Show every line in the entries below where the word "githubdaily" appears.

▸ Dataset excerpts:
------------

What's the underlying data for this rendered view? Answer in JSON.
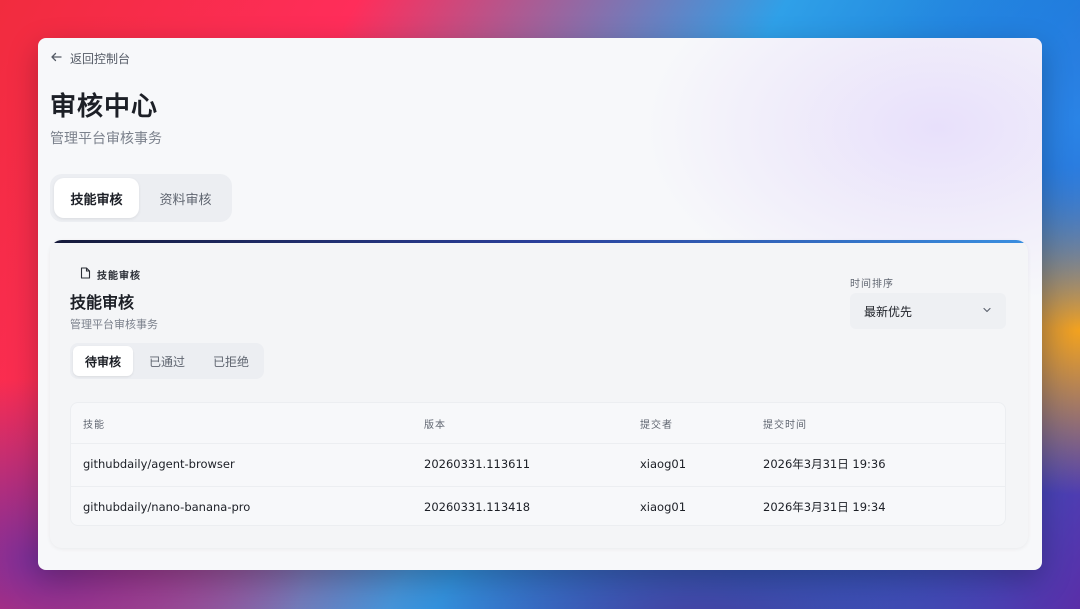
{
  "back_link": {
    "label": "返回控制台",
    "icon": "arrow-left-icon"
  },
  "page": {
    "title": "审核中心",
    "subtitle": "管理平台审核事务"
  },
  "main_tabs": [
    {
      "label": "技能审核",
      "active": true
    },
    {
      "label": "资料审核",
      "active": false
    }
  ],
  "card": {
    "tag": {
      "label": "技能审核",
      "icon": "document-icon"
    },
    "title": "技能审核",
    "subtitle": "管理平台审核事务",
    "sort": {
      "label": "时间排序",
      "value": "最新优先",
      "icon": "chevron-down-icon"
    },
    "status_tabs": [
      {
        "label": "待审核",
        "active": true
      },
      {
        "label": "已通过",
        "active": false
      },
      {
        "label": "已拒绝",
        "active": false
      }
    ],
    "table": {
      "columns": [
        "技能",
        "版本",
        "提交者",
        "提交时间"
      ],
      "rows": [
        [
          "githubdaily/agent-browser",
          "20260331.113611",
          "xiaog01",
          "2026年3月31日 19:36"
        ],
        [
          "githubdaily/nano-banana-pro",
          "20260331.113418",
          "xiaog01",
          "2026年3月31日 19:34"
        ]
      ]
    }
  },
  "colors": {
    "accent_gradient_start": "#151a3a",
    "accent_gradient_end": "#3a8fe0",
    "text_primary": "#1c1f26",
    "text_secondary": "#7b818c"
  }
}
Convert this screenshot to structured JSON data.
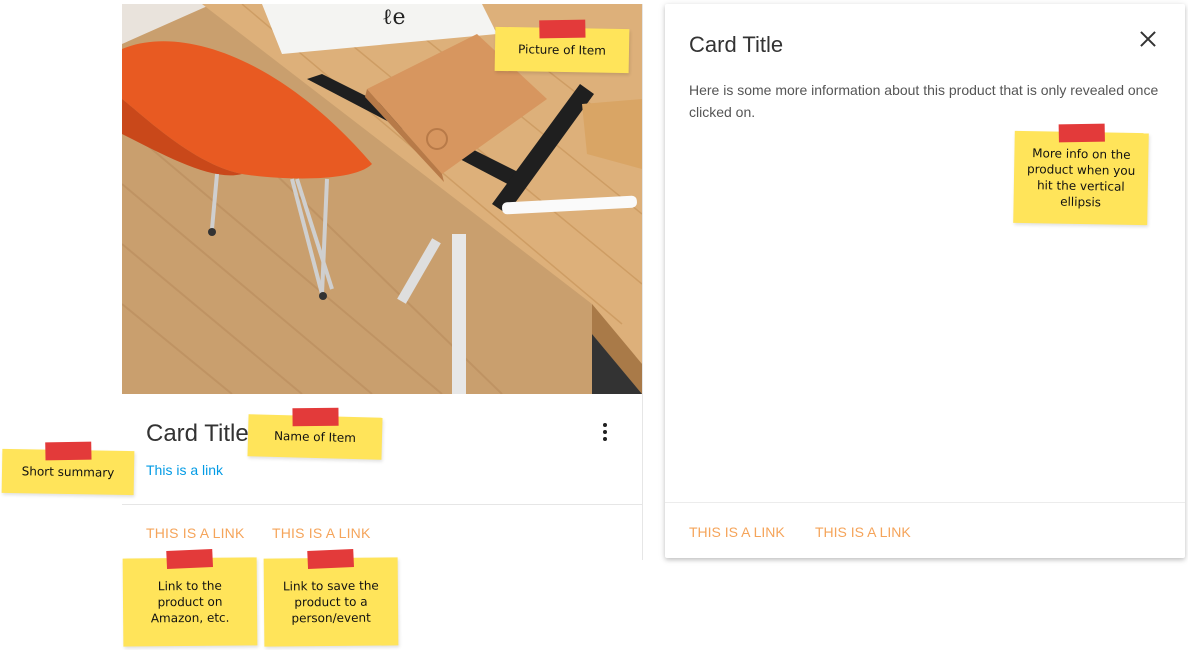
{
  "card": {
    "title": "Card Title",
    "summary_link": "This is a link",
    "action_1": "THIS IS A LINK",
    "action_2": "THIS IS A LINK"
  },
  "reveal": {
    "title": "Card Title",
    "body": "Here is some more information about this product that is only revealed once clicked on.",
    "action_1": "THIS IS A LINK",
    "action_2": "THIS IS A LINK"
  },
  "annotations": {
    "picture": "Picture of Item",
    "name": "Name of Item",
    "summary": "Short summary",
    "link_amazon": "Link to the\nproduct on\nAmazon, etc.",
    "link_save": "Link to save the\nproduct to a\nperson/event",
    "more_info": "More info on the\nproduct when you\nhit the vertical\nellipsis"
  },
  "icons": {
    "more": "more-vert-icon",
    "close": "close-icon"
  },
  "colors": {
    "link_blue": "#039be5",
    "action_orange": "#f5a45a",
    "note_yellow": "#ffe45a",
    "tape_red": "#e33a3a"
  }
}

------------

▸ In response:
          "githubdaily/agent-browser",
          "githubdaily/nano-banana-pro",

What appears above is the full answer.